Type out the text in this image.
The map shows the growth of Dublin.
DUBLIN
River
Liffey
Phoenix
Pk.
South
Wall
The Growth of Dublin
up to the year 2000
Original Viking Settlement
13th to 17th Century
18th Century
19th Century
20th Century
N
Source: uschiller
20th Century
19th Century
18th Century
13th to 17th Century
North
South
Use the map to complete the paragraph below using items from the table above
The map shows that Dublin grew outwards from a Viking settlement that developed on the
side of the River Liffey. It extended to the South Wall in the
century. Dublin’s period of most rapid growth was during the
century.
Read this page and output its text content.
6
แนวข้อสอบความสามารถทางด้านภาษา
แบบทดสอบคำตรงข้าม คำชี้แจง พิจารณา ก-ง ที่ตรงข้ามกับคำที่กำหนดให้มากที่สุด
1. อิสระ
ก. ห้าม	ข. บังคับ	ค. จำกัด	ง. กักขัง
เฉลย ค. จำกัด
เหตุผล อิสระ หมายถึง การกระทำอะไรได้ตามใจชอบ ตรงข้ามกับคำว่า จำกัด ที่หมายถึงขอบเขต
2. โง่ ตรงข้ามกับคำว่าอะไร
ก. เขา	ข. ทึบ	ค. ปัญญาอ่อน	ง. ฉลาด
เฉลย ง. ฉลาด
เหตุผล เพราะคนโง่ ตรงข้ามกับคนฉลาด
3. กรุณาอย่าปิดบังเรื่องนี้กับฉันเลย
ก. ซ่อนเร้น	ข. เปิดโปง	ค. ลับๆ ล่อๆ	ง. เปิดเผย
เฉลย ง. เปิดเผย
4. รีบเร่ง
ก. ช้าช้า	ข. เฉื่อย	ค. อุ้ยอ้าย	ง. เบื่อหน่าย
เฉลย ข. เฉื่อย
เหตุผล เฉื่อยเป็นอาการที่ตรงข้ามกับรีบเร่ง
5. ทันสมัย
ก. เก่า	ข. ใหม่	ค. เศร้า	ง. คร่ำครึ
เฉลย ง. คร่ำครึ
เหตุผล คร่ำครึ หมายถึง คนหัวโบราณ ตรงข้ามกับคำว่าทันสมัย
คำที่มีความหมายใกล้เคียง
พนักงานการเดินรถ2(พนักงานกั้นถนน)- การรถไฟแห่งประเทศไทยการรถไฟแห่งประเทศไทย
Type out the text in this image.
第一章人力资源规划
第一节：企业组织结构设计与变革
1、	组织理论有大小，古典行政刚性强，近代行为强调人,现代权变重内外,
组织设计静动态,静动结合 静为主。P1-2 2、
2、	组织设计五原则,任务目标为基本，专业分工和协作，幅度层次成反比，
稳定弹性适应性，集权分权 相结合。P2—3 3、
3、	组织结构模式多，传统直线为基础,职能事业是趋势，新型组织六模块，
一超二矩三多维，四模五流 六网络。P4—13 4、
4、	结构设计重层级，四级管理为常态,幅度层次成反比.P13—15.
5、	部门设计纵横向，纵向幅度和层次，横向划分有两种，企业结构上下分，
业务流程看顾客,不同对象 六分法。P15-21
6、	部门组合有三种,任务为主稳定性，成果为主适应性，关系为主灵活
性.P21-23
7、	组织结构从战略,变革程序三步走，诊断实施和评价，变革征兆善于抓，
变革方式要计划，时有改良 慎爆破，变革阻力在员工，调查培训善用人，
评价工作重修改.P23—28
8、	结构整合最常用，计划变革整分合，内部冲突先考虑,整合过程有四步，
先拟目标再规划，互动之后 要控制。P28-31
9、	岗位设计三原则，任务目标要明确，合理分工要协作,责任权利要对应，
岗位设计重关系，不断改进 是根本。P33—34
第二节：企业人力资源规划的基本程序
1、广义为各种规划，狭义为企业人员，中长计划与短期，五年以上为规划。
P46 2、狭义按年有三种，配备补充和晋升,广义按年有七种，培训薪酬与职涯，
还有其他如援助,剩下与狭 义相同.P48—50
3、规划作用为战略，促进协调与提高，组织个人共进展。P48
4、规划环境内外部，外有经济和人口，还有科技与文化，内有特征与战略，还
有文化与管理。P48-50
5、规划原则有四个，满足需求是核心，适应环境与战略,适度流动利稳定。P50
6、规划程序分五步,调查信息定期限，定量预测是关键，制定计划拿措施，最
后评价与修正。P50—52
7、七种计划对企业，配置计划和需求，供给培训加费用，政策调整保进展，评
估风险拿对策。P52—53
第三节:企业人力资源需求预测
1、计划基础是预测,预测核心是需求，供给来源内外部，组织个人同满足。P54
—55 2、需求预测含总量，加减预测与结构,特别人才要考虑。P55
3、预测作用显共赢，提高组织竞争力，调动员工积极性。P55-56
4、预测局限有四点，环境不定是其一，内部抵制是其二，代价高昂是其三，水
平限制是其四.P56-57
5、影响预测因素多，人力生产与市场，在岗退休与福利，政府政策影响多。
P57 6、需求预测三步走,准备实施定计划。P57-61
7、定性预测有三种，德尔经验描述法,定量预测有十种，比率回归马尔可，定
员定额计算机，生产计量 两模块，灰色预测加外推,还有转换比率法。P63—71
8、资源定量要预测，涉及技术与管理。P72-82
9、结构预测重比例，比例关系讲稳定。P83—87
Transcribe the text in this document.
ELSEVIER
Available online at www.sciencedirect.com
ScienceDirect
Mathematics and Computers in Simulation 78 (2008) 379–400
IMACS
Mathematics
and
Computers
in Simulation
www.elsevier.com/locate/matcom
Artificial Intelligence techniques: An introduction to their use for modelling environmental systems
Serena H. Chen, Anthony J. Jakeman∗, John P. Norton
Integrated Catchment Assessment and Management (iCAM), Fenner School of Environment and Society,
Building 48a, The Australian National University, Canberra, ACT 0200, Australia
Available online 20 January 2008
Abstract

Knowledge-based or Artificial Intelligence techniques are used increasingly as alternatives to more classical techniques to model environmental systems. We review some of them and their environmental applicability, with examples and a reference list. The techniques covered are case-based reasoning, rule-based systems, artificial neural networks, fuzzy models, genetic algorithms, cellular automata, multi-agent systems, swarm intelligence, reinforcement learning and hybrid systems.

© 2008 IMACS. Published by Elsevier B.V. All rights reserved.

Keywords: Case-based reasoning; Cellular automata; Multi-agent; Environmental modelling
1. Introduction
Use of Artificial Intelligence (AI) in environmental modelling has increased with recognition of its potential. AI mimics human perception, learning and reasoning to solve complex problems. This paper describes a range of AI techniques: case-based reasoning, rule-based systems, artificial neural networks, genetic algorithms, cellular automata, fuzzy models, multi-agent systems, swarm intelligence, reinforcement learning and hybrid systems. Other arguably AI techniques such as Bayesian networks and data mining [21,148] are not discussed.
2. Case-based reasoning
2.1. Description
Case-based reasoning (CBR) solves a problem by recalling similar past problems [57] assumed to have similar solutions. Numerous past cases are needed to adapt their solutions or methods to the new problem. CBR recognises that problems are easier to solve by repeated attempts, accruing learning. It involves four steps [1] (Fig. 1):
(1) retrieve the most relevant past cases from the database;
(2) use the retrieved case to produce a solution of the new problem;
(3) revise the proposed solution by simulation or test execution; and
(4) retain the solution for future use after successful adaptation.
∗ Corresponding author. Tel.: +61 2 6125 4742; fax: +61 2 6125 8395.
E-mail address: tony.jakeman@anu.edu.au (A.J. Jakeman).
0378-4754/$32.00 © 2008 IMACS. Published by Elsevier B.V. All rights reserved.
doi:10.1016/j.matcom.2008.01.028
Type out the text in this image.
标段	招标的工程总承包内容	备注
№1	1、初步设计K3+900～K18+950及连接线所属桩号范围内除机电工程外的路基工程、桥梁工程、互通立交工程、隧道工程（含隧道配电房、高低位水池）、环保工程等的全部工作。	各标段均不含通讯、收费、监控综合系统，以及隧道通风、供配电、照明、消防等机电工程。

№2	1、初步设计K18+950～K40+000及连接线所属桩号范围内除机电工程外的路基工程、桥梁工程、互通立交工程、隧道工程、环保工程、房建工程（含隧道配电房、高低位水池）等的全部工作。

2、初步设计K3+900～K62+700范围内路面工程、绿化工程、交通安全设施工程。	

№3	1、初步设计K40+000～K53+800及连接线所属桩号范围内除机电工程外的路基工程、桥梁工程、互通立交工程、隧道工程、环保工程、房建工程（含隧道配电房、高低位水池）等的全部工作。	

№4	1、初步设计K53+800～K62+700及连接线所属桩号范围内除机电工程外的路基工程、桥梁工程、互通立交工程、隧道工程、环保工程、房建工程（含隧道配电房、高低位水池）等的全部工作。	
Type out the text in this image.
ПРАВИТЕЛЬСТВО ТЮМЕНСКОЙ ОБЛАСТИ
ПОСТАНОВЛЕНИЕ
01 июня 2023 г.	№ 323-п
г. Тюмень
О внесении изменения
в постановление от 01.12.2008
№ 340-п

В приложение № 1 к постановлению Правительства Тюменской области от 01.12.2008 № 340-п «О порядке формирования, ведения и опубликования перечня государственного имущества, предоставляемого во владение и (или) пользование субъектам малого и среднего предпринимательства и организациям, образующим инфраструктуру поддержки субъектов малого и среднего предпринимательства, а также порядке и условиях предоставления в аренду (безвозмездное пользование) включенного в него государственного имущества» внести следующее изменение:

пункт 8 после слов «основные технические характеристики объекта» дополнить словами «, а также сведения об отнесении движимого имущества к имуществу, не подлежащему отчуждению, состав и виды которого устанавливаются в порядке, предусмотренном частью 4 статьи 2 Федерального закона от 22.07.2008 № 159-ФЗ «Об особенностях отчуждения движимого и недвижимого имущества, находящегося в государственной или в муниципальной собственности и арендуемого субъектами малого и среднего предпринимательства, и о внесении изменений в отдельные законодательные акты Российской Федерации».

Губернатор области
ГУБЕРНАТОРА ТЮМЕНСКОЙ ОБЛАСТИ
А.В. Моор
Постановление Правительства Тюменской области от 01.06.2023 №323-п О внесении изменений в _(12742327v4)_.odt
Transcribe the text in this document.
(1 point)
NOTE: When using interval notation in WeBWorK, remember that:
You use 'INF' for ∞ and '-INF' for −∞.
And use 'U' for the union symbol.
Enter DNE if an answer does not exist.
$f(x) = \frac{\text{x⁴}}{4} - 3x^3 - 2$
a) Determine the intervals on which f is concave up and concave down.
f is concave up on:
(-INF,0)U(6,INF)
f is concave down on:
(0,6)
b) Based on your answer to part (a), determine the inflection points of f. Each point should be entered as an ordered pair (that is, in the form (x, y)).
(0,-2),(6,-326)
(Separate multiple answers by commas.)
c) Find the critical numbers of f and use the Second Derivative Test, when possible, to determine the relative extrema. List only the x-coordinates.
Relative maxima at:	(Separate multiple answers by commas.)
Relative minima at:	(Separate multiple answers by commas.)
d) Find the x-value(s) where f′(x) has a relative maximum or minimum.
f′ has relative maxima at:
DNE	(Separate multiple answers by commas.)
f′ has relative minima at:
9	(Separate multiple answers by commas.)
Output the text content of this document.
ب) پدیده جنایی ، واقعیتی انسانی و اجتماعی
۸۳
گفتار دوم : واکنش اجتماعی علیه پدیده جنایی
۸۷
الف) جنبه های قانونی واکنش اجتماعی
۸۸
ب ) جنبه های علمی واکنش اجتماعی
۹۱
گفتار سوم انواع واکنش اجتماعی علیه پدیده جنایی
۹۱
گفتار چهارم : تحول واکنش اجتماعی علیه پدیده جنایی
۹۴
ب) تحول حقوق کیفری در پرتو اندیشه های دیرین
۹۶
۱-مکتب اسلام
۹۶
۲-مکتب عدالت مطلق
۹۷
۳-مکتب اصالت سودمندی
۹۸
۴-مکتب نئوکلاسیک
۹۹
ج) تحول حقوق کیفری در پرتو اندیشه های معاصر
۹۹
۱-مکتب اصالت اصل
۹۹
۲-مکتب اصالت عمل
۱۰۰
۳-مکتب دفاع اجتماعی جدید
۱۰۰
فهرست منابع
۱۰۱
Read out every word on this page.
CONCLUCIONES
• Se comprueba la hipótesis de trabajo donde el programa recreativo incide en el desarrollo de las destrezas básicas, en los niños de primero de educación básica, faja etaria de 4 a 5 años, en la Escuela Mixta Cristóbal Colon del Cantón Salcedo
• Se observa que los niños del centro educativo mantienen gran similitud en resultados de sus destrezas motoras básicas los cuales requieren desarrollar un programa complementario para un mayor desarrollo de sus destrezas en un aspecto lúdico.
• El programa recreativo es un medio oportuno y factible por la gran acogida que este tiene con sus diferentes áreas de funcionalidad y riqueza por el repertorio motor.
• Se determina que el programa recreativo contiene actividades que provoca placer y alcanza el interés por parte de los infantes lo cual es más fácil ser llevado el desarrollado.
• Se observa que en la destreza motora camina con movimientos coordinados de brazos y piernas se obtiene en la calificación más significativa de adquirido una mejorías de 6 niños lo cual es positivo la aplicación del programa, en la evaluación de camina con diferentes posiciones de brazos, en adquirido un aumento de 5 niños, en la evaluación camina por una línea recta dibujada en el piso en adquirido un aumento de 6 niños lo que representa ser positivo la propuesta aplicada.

=== WHAT YOU ARE ASKED TO DO ===
Select and copy every line from the records that includes the word "幅度层次成反比".

=== COMPLETE ANSWER ===
2、	组织设计五原则,任务目标为基本，专业分工和协作，幅度层次成反比，
4、	结构设计重层级，四级管理为常态,幅度层次成反比.P13—15.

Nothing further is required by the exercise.